• _WRITTEN TASK 1_: List every name of a person, a place, or a title that appears in the memoir excerpt below.

Traci had called me early one week to make plans and that same day West came by with a huge pile of crack. We stayed up for the next two days and by the time Traci showed up to go out with me, West and I were crawling around on the carpet looking for rocks. I knew she was coming but I couldn't help it: we were a mess; the only person that would have been OK with it would have been a crack whore. My place was a fucking pigsty on every level and it didn't help that West was there like some resident pigmy: he was only about 5ft 4in and had stringy blond hair that was really greasy after two days of smoking crack.
West always had this permanent grin on his face that became more and more disturbing the more wasted he was. This particular afternoon he was so wasted that he openly leered at Traci.
He was so high that he thought nothing of going over to my bookshelves, retrieving New Wave Hookers, pointing to the cover, saying 'That's you, isn't it? You're Traci Lords!' He kept grinning at her.
Traci took a long slow look around. 'I'll be right back,' she said in her pouty little voice. 'I forgot something in my car.'
'Yeah, cool,' I said. 'Then we'll take off.' I was high, and not particularly aware of time passing, but I soon realised that she'd been gone far too long to ever be coming back.
I did what anyone with new money should do after renting for a while: I bought a house like my business manager told me to. I still had no clue as to my future or how to handle finances; I had no material aspirations at all. I didn't spend much on anything at that point; money was still an abstract concept to me. I found a house just off Laurel Canyon, and it was forever known as the Walnut House. I was pretty out of control at the time. I remember showing up to meet the contractor to talk about redoing my bathroom and thinking that breaking out a few lines would be a good way to break the ice. He and I stood in the bathroom as he walked me through the work that needed to be done. 'Yeah, yeah, cool, man,' I said. I slapped down the toilet-seat cover and cut out four thick lines of coke. 'You want one?'
He looked pretty uneasy. 'No, no thanks. I'm on the job,' he said. 'OK, right, that's cool,' I said. 'I'll do yours, then.' 'It's not just that, it's also eight o'clock in the morning,' he said, smiling apologetically.
At that moment I was every single nightmare cliche of what that guy had ever heard about rock stars, rolled into one - even more so because he had been hired to turn my extra bathroom and its huge corner Jacuzzi into a massive snake terrarium that took up a quarter of the room. He was going to build glass walls from the floor to the skylight to enclose the tub, which was elevated, plus adding a set of Plexiglas stairs so that you could see my pets wherever they might be. I couldn't wait to fill it with trees and all the other shit that snakes like. In the Walnut House I kept about 90 snakes and reptiles.

• _WRITTEN TASK 2_: Turn the entries between the lines holding "99, 316, 113]" and "404, 618, 408]", inclusive, into a Markdown table with the columns Row and Entry, leaving out blank lines.

• _Annotated element entries_:

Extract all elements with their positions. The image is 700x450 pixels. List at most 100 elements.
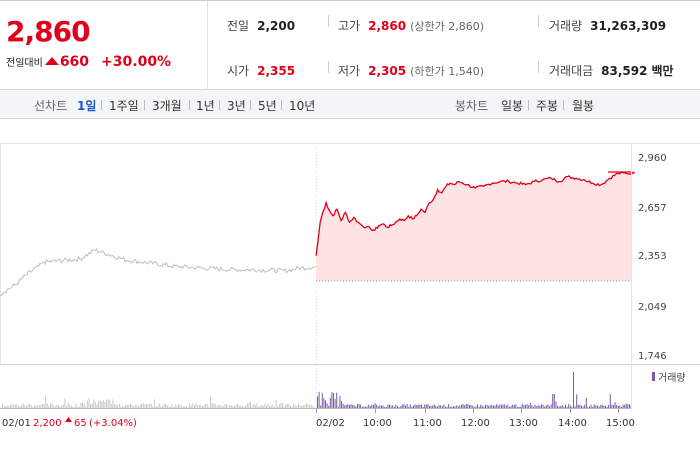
tab-10y[interactable]: 10년	[289, 99, 316, 113]
volume-bar	[190, 405, 192, 408]
volume-cell: 거래량 31,263,309	[549, 17, 666, 34]
volume-bar	[397, 406, 398, 408]
volume-bar	[61, 405, 63, 408]
volume-bar	[352, 404, 354, 408]
volume-bar	[170, 406, 171, 408]
volume-bar	[616, 404, 618, 408]
prev-close-value: 2,200	[257, 19, 296, 33]
volume-bar	[27, 404, 29, 408]
volume-bar	[298, 403, 299, 408]
volume-bar	[573, 372, 574, 408]
y-tick-label: 2,657	[638, 203, 667, 214]
volume-bar	[189, 403, 191, 408]
tab-5y[interactable]: 5년	[258, 99, 277, 113]
volume-bar	[552, 394, 554, 408]
volume-bar	[128, 404, 130, 408]
volume-bar	[621, 406, 622, 408]
tab-3m[interactable]: 3개월	[152, 99, 182, 113]
volume-bar	[323, 398, 325, 408]
volume-bar	[585, 398, 587, 408]
volume-bar	[198, 404, 200, 408]
volume-bar	[389, 404, 390, 408]
tab-1d[interactable]: 1일	[77, 99, 97, 113]
volume-bar	[226, 404, 227, 408]
volume-bar	[26, 406, 27, 408]
volume-bar	[493, 405, 494, 408]
volume-bar	[441, 406, 443, 408]
volume-bar	[571, 406, 573, 408]
x-tick-label: 13:00	[509, 418, 538, 429]
tab-3y[interactable]: 3년	[227, 99, 246, 113]
volume-bar	[486, 405, 488, 408]
divider	[189, 100, 190, 110]
volume-bar	[11, 403, 13, 408]
volume-bar	[555, 401, 557, 408]
volume-bar	[149, 403, 151, 408]
volume-bar	[275, 399, 277, 408]
volume-bar	[518, 406, 520, 408]
tab-1y[interactable]: 1년	[196, 99, 215, 113]
volume-bar	[505, 405, 507, 408]
volume-bar	[328, 405, 330, 408]
volume-bar	[102, 399, 104, 408]
volume-bar	[238, 405, 240, 408]
volume-bar	[491, 404, 493, 408]
tab-1w[interactable]: 1주일	[109, 99, 139, 113]
volume-bar	[162, 406, 163, 408]
volume-bar	[489, 405, 491, 408]
volume-bar	[88, 397, 90, 408]
volume-bar	[83, 403, 85, 408]
volume-bar	[280, 403, 282, 408]
volume-bar	[622, 404, 624, 408]
tab-monthly[interactable]: 월봉	[572, 99, 595, 113]
volume-bar	[230, 405, 232, 408]
volume-bar	[40, 404, 42, 408]
volume-bar	[205, 403, 207, 408]
volume-bar	[301, 406, 303, 408]
volume-bar	[234, 405, 235, 408]
volume-bar	[541, 404, 542, 408]
upper-limit: (상한가 2,860)	[410, 20, 484, 33]
x-tick-label: 02/02	[316, 418, 345, 429]
volume-bar	[157, 405, 159, 408]
volume-bar	[403, 404, 405, 408]
volume-bar	[608, 404, 610, 408]
volume-bar	[494, 405, 496, 408]
volume-bar	[24, 405, 26, 408]
volume-bar	[302, 405, 304, 408]
volume-bar	[387, 404, 389, 408]
volume-bar	[545, 405, 547, 408]
tab-daily[interactable]: 일봉	[501, 99, 524, 113]
tab-weekly[interactable]: 주봉	[536, 99, 559, 113]
volume-bar	[611, 404, 613, 408]
volume-bar	[3, 405, 5, 408]
lower-limit: (하한가 1,540)	[410, 65, 484, 78]
volume-bar	[523, 405, 525, 408]
volume-bar	[6, 405, 8, 408]
volume-bar	[75, 403, 77, 408]
high-cell: 고가 2,860 (상한가 2,860)	[338, 17, 484, 34]
volume-bar	[30, 405, 32, 408]
volume-bar	[592, 406, 594, 408]
high-value: 2,860	[368, 19, 407, 33]
prev-volume-bars	[2, 395, 314, 408]
prev-close: 2,200	[33, 418, 62, 429]
volume-bar	[290, 405, 291, 408]
volume-bar	[448, 404, 450, 408]
volume-bar	[390, 405, 392, 408]
volume-bar	[91, 403, 93, 408]
volume-bar	[368, 404, 370, 408]
volume-bar	[109, 399, 111, 408]
volume-bar	[66, 406, 67, 408]
volume-bar	[373, 404, 374, 408]
volume-bar	[365, 406, 366, 408]
volume-bar	[558, 406, 560, 408]
current-price: 2,860	[6, 15, 91, 48]
volume-bar	[453, 406, 454, 408]
volume-bar	[173, 407, 175, 408]
volume-bar	[400, 406, 402, 408]
volume-bar	[56, 404, 58, 408]
volume-bar	[619, 405, 621, 408]
volume-bar	[392, 405, 394, 408]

• _CORRECT RESPONSE 1_:
- Traci
- West
- New Wave Hookers
- Traci Lords
- Laurel Canyon
- Walnut House

• _CORRECT RESPONSE 2_:
| Row | Entry |
|---|---|
| 1 | tab-10y[interactable]: 10년	[289, 99, 316, 113] |
| 2 | volume-bar	[190, 405, 192, 408] |
| 3 | volume-cell: 거래량 31,263,309	[549, 17, 666, 34] |
| 4 | volume-bar	[397, 406, 398, 408] |
| 5 | volume-bar	[61, 405, 63, 408] |
| 6 | volume-bar	[352, 404, 354, 408] |
| 7 | volume-bar	[170, 406, 171, 408] |
| 8 | volume-bar	[616, 404, 618, 408] |